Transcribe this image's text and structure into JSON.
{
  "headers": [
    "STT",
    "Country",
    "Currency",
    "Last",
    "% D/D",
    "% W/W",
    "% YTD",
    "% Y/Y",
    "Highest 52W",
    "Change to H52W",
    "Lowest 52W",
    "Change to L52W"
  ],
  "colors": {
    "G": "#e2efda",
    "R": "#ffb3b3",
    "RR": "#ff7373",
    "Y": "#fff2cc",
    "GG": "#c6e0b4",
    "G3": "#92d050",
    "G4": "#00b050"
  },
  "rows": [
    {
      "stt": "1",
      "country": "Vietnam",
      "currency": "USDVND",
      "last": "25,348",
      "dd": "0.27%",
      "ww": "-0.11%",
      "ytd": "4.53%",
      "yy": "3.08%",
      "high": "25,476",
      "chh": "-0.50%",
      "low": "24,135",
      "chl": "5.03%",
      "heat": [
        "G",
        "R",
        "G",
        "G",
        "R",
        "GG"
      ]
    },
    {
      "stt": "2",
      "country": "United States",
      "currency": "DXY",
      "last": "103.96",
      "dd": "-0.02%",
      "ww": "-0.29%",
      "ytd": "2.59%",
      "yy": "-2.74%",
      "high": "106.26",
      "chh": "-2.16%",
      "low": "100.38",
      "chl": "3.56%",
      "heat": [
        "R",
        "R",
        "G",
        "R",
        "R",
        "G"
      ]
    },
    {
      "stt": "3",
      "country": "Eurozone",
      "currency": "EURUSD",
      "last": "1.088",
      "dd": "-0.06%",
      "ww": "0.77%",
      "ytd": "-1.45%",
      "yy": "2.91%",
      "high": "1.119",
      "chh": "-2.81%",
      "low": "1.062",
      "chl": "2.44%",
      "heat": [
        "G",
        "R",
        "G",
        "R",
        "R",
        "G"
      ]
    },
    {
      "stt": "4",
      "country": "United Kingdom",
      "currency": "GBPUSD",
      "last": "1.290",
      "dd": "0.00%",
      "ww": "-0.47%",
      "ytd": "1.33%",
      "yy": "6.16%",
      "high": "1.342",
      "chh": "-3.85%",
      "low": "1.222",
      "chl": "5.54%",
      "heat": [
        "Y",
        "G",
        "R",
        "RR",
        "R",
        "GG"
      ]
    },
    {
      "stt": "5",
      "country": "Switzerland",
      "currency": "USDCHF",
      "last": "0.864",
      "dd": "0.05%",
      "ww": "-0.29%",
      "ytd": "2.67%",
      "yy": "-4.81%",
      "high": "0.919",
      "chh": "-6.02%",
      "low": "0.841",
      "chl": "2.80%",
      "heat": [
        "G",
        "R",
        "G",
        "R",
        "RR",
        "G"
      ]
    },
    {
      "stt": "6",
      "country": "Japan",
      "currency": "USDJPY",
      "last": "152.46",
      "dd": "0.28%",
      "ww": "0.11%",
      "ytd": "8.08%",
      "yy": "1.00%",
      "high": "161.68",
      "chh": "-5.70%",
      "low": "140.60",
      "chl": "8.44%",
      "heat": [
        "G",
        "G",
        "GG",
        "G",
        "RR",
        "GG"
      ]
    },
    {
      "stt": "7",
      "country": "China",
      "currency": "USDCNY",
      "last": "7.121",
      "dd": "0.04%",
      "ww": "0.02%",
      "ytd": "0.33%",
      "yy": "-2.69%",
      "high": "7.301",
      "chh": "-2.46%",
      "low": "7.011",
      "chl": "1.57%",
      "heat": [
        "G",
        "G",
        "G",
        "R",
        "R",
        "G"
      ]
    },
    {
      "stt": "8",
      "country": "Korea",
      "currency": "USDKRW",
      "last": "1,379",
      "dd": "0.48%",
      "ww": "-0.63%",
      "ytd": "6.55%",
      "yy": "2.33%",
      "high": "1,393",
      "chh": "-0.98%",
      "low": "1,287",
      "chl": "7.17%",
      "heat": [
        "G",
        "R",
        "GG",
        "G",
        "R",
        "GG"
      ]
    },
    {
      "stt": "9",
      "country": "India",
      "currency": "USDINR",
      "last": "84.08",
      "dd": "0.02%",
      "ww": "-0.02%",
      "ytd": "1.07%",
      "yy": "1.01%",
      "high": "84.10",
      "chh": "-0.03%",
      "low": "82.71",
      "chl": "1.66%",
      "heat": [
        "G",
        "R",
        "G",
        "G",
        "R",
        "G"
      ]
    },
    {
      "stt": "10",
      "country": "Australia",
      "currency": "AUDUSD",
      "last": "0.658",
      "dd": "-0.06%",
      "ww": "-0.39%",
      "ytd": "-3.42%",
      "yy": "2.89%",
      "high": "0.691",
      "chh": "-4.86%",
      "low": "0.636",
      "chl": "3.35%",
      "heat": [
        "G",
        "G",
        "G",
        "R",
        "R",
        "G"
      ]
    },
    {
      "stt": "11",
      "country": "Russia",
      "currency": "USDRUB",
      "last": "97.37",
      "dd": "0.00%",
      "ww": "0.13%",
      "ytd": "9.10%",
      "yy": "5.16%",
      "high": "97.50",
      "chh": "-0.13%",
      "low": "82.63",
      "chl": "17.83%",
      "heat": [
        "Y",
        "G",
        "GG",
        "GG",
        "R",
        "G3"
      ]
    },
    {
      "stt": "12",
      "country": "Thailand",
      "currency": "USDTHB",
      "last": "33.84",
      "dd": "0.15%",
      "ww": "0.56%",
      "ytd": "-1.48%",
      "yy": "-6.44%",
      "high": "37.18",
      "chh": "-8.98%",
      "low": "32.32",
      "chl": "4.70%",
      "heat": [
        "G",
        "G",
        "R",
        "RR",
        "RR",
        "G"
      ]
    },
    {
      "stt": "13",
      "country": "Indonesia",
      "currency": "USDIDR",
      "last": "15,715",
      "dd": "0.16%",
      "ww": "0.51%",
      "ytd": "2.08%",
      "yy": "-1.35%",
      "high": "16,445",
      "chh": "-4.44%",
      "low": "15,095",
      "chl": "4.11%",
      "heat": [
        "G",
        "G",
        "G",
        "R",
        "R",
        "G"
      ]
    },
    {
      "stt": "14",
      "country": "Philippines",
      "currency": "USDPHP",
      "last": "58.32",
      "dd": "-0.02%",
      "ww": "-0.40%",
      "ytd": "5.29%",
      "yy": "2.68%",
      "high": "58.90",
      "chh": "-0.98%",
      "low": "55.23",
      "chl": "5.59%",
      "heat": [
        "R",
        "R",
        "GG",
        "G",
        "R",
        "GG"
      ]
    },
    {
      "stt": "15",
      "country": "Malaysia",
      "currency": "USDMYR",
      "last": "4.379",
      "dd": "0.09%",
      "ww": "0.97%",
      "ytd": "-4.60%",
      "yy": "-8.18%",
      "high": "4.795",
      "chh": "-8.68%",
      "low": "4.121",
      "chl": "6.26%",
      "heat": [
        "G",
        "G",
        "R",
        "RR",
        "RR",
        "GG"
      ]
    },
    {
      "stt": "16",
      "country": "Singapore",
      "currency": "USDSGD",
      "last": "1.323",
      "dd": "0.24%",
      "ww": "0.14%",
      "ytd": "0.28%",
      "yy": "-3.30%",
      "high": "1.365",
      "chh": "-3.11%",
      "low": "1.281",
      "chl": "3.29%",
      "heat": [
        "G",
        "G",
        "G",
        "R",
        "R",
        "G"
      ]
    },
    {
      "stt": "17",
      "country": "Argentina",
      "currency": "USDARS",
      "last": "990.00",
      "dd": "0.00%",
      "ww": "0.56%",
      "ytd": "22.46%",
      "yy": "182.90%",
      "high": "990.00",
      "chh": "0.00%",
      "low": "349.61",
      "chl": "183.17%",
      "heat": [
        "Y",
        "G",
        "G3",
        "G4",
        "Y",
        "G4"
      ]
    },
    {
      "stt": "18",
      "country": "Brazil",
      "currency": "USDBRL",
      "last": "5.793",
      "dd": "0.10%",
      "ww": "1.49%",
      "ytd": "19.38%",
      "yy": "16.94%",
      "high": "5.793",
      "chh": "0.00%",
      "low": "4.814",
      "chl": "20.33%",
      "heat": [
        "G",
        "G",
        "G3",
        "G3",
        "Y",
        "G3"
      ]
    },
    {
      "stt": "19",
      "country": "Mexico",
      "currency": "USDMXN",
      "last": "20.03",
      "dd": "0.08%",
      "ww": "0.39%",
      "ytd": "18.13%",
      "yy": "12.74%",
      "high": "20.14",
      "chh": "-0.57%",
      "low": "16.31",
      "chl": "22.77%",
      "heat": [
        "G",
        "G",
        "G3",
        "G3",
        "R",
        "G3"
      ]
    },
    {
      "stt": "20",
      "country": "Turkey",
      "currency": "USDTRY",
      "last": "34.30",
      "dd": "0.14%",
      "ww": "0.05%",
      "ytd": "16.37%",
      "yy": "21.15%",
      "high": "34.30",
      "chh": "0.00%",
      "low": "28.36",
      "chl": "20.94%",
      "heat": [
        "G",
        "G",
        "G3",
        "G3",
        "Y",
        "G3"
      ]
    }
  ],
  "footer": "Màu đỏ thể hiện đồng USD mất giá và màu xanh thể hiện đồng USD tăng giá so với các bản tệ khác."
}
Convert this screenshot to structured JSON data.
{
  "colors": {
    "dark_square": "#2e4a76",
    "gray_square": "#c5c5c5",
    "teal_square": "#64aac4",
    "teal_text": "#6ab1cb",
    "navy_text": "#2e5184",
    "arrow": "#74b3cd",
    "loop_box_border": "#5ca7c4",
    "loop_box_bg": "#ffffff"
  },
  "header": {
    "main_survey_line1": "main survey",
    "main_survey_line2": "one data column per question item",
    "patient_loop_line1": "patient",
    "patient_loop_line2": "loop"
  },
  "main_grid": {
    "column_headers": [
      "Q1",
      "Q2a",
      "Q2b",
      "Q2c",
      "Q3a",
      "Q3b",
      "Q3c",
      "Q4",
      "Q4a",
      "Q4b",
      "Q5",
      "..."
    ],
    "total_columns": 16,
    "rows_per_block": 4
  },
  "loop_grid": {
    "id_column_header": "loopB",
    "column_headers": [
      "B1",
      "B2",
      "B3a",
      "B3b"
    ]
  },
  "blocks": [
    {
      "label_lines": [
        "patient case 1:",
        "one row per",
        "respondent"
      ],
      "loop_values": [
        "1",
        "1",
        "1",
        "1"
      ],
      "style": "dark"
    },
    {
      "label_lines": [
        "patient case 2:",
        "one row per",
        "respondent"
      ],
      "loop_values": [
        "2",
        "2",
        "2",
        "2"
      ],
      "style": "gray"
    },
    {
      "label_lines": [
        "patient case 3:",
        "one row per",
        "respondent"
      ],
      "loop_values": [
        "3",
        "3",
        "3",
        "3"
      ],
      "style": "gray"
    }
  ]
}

^^^^^^^^

**Exercise requirements:** Count the lines in the records above that contain the word "data", and give only the number.

**Complete response:** 2